====== Data to process

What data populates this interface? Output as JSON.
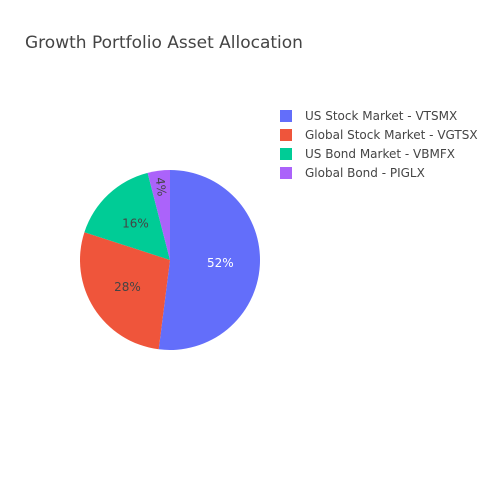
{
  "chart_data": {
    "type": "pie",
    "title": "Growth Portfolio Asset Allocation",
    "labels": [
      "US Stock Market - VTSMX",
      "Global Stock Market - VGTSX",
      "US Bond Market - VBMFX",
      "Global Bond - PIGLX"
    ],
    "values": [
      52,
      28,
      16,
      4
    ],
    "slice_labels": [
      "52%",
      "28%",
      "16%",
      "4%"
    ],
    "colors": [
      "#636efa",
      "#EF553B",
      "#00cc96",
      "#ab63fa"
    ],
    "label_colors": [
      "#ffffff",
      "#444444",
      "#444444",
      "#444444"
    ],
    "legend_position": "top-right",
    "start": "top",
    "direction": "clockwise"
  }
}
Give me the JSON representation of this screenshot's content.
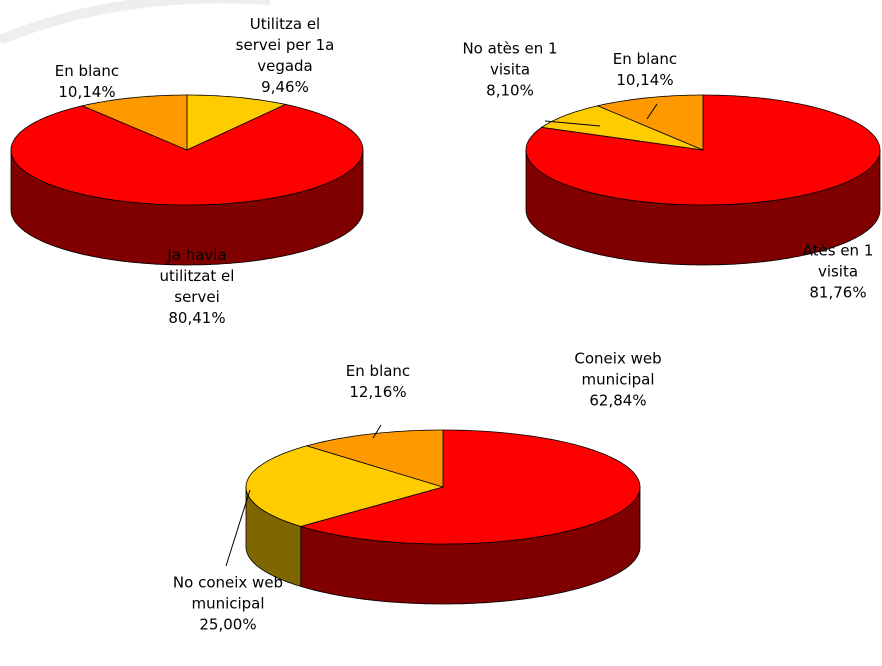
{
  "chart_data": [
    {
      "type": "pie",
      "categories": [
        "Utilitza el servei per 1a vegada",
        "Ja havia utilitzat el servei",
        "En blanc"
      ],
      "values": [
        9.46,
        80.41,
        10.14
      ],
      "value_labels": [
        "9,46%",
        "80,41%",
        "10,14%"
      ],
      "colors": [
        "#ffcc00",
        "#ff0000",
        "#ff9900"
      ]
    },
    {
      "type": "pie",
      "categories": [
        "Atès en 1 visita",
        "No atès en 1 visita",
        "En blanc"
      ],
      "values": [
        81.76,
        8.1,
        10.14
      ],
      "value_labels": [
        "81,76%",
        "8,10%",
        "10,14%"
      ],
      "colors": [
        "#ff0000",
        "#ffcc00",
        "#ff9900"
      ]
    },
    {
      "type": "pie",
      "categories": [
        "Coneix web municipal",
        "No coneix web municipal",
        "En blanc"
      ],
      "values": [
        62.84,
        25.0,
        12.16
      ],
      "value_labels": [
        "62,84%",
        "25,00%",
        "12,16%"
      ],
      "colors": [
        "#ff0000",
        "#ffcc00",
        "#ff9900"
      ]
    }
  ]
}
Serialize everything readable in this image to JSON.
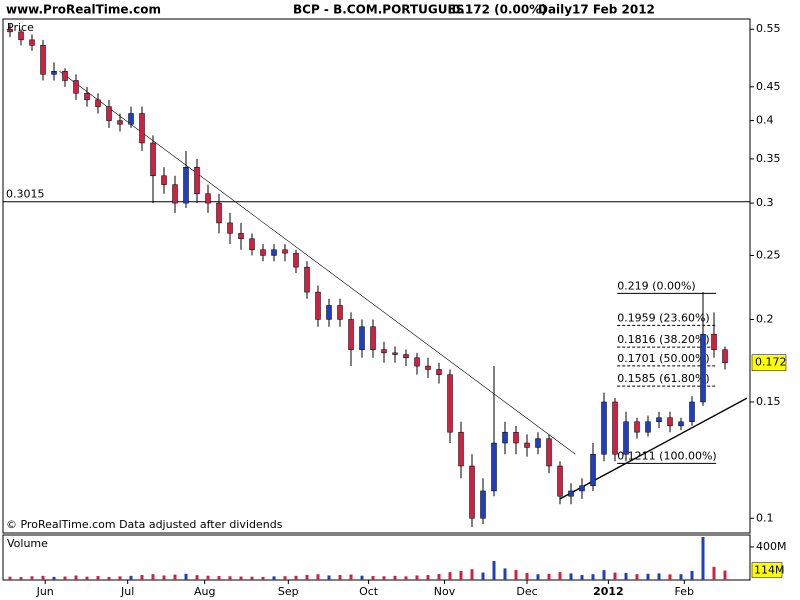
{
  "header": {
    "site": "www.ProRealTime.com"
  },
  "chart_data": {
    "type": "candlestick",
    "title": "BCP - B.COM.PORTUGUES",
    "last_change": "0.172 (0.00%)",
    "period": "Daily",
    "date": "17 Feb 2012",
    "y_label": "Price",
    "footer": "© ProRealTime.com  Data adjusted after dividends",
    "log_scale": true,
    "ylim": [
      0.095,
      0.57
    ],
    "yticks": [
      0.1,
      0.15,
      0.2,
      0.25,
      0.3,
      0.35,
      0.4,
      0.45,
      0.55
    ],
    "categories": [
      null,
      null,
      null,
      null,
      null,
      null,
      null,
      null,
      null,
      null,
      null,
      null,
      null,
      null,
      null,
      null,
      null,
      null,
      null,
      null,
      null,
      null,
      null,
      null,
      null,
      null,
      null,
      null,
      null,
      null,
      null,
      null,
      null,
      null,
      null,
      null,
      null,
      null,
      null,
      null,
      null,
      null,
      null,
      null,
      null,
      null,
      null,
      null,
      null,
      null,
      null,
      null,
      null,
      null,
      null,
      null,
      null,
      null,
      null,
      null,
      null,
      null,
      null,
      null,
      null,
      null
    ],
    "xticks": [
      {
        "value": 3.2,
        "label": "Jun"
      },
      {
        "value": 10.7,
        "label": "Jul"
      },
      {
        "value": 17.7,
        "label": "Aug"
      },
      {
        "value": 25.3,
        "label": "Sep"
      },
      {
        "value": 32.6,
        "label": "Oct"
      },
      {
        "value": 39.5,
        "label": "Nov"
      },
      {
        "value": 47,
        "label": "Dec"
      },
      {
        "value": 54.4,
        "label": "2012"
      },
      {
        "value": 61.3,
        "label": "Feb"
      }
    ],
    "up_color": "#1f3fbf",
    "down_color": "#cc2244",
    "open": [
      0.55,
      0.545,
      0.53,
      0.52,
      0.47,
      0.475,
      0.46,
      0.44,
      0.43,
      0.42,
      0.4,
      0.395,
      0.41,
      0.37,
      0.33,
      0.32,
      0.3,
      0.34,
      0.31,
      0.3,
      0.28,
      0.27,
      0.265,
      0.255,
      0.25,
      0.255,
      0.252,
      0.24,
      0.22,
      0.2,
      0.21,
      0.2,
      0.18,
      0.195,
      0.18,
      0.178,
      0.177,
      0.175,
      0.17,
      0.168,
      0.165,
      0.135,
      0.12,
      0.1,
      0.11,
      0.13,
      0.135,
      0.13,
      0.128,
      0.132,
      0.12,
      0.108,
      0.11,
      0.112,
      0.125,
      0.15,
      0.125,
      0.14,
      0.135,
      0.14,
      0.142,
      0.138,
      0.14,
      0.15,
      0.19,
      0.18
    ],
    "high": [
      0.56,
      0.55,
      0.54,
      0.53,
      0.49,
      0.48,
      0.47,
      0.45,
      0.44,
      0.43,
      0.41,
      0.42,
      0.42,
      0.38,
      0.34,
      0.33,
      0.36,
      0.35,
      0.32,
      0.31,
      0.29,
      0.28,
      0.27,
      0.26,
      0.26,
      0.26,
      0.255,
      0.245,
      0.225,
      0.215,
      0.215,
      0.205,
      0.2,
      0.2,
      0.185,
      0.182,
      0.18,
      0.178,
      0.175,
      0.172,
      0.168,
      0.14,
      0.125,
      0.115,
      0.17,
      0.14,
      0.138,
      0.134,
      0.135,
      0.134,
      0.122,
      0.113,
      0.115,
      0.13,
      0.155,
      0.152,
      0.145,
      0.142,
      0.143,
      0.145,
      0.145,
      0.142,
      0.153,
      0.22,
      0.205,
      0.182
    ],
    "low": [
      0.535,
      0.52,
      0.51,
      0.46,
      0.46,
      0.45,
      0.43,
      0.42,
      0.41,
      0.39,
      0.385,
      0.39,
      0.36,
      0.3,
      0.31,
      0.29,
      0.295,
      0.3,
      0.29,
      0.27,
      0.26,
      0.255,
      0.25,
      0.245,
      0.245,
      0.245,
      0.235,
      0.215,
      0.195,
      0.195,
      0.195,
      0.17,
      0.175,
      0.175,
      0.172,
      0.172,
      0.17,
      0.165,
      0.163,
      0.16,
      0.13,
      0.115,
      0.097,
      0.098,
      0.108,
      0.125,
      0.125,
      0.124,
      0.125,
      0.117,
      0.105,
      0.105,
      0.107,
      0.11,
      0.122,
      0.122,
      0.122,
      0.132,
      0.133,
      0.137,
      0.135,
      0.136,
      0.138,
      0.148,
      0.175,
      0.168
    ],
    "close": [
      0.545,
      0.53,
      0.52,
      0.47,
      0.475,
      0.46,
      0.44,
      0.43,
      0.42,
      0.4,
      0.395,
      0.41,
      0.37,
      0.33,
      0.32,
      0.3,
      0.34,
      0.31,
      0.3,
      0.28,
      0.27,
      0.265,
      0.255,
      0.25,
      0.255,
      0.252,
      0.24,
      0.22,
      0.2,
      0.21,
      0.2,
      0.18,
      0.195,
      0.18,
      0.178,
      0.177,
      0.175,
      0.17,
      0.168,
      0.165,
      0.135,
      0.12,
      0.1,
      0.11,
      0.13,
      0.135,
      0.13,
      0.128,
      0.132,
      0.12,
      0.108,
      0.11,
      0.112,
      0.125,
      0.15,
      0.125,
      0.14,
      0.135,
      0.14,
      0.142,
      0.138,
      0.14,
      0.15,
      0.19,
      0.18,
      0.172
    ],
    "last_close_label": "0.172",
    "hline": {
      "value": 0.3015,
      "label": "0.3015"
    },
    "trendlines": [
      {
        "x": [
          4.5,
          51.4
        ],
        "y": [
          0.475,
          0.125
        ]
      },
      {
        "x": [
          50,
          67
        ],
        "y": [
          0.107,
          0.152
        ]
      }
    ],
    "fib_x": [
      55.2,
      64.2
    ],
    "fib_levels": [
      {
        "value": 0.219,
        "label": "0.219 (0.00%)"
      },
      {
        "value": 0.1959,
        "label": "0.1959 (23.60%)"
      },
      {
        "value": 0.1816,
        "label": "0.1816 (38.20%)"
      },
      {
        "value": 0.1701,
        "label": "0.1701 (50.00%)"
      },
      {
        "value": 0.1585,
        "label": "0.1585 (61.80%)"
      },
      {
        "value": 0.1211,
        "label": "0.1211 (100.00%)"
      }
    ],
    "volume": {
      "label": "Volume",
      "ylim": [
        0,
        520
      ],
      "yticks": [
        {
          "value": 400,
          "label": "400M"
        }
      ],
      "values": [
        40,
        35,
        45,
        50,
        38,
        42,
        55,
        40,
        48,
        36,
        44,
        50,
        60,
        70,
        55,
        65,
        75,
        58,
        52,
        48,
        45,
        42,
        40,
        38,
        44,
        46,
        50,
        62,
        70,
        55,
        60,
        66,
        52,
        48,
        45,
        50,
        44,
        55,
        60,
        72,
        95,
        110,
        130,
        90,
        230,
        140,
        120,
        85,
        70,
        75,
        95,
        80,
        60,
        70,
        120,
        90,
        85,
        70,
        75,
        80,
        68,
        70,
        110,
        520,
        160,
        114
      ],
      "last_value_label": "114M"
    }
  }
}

============

**Direction**. Return all lines containing the word "Bond".

**Response for this exercise**.
      "US Bond Market - VBMFX",
      "Global Bond - PIGLX"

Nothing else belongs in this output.